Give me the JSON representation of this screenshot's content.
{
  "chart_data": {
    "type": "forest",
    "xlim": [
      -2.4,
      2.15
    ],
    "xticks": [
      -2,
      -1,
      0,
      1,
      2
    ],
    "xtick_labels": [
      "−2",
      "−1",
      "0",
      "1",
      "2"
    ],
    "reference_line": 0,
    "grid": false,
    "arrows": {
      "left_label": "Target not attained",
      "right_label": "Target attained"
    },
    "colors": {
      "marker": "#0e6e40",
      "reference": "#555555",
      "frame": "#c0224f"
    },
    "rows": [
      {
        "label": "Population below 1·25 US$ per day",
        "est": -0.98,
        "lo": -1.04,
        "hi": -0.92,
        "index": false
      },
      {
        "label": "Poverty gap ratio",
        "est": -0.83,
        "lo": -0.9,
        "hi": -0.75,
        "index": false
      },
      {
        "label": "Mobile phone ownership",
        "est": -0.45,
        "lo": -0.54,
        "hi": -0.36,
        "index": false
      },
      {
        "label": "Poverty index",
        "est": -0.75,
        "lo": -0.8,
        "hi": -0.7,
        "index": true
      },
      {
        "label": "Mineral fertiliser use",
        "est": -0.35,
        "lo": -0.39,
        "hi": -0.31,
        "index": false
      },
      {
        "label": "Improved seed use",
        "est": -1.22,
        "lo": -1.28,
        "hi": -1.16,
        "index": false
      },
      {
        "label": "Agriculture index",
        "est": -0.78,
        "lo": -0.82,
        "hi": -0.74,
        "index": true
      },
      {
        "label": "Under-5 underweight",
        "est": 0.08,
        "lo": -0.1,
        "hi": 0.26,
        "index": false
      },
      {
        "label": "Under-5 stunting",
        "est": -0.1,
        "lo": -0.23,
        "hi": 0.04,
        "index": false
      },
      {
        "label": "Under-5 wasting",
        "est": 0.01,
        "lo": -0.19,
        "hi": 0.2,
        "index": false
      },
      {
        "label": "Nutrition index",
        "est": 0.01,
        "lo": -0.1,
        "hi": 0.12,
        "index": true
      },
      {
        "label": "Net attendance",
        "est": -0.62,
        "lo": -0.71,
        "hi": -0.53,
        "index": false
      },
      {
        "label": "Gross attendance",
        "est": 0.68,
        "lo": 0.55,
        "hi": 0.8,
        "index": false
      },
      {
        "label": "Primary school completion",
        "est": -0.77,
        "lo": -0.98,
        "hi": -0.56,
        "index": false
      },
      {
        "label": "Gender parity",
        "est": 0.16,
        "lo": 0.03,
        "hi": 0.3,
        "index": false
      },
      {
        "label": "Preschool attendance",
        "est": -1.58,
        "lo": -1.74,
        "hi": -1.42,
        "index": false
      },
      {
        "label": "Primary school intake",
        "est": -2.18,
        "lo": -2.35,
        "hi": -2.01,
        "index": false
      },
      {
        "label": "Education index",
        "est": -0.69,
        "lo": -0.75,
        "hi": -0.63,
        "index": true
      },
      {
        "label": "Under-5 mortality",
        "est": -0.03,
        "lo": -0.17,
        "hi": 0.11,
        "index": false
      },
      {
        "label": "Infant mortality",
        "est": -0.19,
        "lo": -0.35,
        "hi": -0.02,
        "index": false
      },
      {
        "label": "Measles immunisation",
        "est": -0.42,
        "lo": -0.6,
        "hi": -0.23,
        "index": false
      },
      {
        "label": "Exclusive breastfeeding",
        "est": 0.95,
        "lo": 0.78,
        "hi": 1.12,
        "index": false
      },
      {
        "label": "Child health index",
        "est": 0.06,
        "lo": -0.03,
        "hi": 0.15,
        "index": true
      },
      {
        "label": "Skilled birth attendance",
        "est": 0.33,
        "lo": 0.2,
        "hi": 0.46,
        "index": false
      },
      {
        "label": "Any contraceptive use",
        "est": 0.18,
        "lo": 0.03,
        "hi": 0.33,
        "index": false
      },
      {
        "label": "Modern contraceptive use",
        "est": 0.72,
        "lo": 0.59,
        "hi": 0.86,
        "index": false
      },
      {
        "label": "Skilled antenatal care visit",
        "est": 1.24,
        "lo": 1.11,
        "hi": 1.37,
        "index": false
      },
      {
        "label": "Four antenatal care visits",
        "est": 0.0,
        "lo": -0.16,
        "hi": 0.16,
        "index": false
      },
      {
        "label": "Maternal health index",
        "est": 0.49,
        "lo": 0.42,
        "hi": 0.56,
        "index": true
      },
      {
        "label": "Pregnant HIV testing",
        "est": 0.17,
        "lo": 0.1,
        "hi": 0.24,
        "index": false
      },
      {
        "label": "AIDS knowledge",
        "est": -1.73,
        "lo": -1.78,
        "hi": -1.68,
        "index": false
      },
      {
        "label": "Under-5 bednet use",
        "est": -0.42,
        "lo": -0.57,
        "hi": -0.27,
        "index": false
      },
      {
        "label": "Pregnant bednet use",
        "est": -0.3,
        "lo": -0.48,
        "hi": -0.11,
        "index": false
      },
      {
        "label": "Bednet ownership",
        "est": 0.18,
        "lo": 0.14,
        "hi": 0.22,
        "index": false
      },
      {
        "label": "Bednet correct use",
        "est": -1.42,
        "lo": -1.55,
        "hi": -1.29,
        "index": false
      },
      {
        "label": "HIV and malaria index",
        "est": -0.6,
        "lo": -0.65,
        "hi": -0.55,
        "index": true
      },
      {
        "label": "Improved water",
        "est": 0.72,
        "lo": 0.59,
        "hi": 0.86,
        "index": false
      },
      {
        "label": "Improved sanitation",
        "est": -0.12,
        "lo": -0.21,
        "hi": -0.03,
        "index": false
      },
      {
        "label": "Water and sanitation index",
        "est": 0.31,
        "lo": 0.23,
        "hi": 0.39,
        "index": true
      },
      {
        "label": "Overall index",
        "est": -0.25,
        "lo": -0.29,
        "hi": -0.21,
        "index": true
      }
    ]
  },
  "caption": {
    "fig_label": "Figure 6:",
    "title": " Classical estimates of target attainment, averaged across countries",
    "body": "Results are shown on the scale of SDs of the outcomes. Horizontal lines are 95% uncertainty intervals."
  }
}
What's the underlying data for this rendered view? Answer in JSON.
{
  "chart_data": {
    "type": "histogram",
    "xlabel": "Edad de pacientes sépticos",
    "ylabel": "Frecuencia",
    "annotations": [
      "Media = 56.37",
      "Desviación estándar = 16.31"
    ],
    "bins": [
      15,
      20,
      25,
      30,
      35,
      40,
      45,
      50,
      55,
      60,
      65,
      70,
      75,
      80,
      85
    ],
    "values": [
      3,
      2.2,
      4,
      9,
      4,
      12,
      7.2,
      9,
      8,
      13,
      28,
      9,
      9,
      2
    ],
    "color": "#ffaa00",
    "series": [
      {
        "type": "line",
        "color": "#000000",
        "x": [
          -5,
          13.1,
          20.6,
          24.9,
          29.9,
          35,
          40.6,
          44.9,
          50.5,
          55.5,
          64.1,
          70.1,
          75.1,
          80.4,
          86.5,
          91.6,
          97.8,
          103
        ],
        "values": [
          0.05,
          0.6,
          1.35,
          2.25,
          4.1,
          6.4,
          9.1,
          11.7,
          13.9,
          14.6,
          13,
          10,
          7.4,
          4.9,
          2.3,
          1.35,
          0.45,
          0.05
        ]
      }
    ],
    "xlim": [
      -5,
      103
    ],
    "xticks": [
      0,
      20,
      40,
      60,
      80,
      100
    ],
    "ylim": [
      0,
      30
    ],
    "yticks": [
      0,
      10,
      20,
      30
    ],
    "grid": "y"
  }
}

* * * * * * * * *

What this task involves -
Search the material above for "antenatal". Pull out each line where it shows up.

Output -
        "label": "Skilled antenatal care visit",
        "label": "Four antenatal care visits",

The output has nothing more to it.